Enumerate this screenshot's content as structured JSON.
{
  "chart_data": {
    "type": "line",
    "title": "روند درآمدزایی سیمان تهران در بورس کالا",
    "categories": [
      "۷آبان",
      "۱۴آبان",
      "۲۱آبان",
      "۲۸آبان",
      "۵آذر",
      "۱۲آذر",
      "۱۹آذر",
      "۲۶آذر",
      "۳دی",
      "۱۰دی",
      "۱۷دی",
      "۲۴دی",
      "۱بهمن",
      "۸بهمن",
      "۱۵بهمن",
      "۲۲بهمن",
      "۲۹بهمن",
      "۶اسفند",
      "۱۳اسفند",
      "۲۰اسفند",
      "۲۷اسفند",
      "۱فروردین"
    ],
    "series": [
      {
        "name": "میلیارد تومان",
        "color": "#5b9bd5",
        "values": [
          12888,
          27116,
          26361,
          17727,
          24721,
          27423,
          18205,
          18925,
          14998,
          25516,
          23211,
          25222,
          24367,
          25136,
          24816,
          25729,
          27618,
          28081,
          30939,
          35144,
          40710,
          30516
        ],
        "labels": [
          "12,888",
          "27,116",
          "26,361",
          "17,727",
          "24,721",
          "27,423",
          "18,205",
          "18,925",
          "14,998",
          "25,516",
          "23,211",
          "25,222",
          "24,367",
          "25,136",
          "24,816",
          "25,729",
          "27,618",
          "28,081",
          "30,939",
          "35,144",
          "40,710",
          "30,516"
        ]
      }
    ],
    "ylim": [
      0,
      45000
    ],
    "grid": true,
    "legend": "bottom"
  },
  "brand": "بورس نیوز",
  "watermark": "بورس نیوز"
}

+---+

Using the listing above, pick out each line that contains the word "بورس", then copy it.

    "title": "روند درآمدزایی سیمان تهران در بورس کالا",
  "brand": "بورس نیوز",
  "watermark": "بورس نیوز"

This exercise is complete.